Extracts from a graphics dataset
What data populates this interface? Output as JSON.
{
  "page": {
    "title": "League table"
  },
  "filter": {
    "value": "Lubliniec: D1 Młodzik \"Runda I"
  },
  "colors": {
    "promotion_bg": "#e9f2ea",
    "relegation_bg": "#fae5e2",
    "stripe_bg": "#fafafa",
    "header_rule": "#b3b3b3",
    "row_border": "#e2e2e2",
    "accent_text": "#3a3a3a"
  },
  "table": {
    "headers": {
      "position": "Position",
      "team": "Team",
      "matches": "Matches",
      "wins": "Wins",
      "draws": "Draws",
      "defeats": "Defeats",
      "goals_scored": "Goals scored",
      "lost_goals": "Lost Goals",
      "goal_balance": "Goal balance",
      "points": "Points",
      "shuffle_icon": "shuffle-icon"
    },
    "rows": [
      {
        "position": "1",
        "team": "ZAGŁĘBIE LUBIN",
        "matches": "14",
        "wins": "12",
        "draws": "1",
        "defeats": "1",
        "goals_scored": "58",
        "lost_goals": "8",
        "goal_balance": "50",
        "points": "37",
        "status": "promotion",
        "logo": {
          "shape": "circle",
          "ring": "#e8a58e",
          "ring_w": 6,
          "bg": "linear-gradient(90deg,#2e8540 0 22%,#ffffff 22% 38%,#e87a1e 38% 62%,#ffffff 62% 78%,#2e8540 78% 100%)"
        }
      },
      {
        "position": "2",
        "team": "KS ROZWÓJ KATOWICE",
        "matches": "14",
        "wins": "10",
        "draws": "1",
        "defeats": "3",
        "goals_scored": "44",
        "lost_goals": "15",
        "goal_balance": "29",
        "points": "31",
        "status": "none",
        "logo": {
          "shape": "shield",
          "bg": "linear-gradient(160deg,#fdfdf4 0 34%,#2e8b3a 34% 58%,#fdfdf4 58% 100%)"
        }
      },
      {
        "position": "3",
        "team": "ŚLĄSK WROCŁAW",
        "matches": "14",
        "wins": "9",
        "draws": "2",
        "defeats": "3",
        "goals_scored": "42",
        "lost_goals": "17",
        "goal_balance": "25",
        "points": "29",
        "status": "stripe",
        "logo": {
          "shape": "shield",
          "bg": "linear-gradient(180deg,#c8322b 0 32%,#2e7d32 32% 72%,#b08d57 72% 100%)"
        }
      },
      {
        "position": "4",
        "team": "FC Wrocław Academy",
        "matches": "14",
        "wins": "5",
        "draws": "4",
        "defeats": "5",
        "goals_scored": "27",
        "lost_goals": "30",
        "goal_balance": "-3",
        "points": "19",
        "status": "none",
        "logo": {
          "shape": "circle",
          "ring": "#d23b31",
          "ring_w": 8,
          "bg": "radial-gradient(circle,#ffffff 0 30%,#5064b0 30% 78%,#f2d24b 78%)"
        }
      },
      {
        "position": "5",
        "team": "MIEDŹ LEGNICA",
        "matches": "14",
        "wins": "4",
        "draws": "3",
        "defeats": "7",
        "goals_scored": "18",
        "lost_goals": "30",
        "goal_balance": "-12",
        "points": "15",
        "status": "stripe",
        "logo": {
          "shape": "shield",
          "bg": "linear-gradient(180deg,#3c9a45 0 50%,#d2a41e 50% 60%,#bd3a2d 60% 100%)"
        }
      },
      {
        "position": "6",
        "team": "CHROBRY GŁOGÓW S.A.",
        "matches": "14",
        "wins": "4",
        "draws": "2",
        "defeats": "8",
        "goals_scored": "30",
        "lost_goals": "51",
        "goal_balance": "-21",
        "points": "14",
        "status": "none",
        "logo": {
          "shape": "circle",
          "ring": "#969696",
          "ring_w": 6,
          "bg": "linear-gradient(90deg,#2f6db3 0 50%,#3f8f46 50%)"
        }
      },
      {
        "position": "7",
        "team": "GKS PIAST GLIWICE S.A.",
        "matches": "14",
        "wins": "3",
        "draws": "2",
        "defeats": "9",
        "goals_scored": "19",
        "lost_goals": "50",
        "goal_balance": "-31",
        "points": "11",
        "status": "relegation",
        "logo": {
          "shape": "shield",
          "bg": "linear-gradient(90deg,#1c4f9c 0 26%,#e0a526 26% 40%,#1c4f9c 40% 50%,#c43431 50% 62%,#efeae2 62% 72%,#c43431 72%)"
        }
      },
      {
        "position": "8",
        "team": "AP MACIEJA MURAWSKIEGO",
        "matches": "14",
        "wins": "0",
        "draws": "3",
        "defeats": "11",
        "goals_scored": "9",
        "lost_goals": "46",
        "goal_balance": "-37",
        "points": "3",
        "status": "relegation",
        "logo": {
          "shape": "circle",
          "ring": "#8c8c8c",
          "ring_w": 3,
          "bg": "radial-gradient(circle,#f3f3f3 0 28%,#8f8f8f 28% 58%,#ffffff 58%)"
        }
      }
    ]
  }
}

**Exercise**
All of the entries above need to be reproduced exactly.

**Problem solution**
What data populates this interface? Output as JSON.
{
  "page": {
    "title": "League table"
  },
  "filter": {
    "value": "Lubliniec: D1 Młodzik \"Runda I"
  },
  "colors": {
    "promotion_bg": "#e9f2ea",
    "relegation_bg": "#fae5e2",
    "stripe_bg": "#fafafa",
    "header_rule": "#b3b3b3",
    "row_border": "#e2e2e2",
    "accent_text": "#3a3a3a"
  },
  "table": {
    "headers": {
      "position": "Position",
      "team": "Team",
      "matches": "Matches",
      "wins": "Wins",
      "draws": "Draws",
      "defeats": "Defeats",
      "goals_scored": "Goals scored",
      "lost_goals": "Lost Goals",
      "goal_balance": "Goal balance",
      "points": "Points",
      "shuffle_icon": "shuffle-icon"
    },
    "rows": [
      {
        "position": "1",
        "team": "ZAGŁĘBIE LUBIN",
        "matches": "14",
        "wins": "12",
        "draws": "1",
        "defeats": "1",
        "goals_scored": "58",
        "lost_goals": "8",
        "goal_balance": "50",
        "points": "37",
        "status": "promotion",
        "logo": {
          "shape": "circle",
          "ring": "#e8a58e",
          "ring_w": 6,
          "bg": "linear-gradient(90deg,#2e8540 0 22%,#ffffff 22% 38%,#e87a1e 38% 62%,#ffffff 62% 78%,#2e8540 78% 100%)"
        }
      },
      {
        "position": "2",
        "team": "KS ROZWÓJ KATOWICE",
        "matches": "14",
        "wins": "10",
        "draws": "1",
        "defeats": "3",
        "goals_scored": "44",
        "lost_goals": "15",
        "goal_balance": "29",
        "points": "31",
        "status": "none",
        "logo": {
          "shape": "shield",
          "bg": "linear-gradient(160deg,#fdfdf4 0 34%,#2e8b3a 34% 58%,#fdfdf4 58% 100%)"
        }
      },
      {
        "position": "3",
        "team": "ŚLĄSK WROCŁAW",
        "matches": "14",
        "wins": "9",
        "draws": "2",
        "defeats": "3",
        "goals_scored": "42",
        "lost_goals": "17",
        "goal_balance": "25",
        "points": "29",
        "status": "stripe",
        "logo": {
          "shape": "shield",
          "bg": "linear-gradient(180deg,#c8322b 0 32%,#2e7d32 32% 72%,#b08d57 72% 100%)"
        }
      },
      {
        "position": "4",
        "team": "FC Wrocław Academy",
        "matches": "14",
        "wins": "5",
        "draws": "4",
        "defeats": "5",
        "goals_scored": "27",
        "lost_goals": "30",
        "goal_balance": "-3",
        "points": "19",
        "status": "none",
        "logo": {
          "shape": "circle",
          "ring": "#d23b31",
          "ring_w": 8,
          "bg": "radial-gradient(circle,#ffffff 0 30%,#5064b0 30% 78%,#f2d24b 78%)"
        }
      },
      {
        "position": "5",
        "team": "MIEDŹ LEGNICA",
        "matches": "14",
        "wins": "4",
        "draws": "3",
        "defeats": "7",
        "goals_scored": "18",
        "lost_goals": "30",
        "goal_balance": "-12",
        "points": "15",
        "status": "stripe",
        "logo": {
          "shape": "shield",
          "bg": "linear-gradient(180deg,#3c9a45 0 50%,#d2a41e 50% 60%,#bd3a2d 60% 100%)"
        }
      },
      {
        "position": "6",
        "team": "CHROBRY GŁOGÓW S.A.",
        "matches": "14",
        "wins": "4",
        "draws": "2",
        "defeats": "8",
        "goals_scored": "30",
        "lost_goals": "51",
        "goal_balance": "-21",
        "points": "14",
        "status": "none",
        "logo": {
          "shape": "circle",
          "ring": "#969696",
          "ring_w": 6,
          "bg": "linear-gradient(90deg,#2f6db3 0 50%,#3f8f46 50%)"
        }
      },
      {
        "position": "7",
        "team": "GKS PIAST GLIWICE S.A.",
        "matches": "14",
        "wins": "3",
        "draws": "2",
        "defeats": "9",
        "goals_scored": "19",
        "lost_goals": "50",
        "goal_balance": "-31",
        "points": "11",
        "status": "relegation",
        "logo": {
          "shape": "shield",
          "bg": "linear-gradient(90deg,#1c4f9c 0 26%,#e0a526 26% 40%,#1c4f9c 40% 50%,#c43431 50% 62%,#efeae2 62% 72%,#c43431 72%)"
        }
      },
      {
        "position": "8",
        "team": "AP MACIEJA MURAWSKIEGO",
        "matches": "14",
        "wins": "0",
        "draws": "3",
        "defeats": "11",
        "goals_scored": "9",
        "lost_goals": "46",
        "goal_balance": "-37",
        "points": "3",
        "status": "relegation",
        "logo": {
          "shape": "circle",
          "ring": "#8c8c8c",
          "ring_w": 3,
          "bg": "radial-gradient(circle,#f3f3f3 0 28%,#8f8f8f 28% 58%,#ffffff 58%)"
        }
      }
    ]
  }
}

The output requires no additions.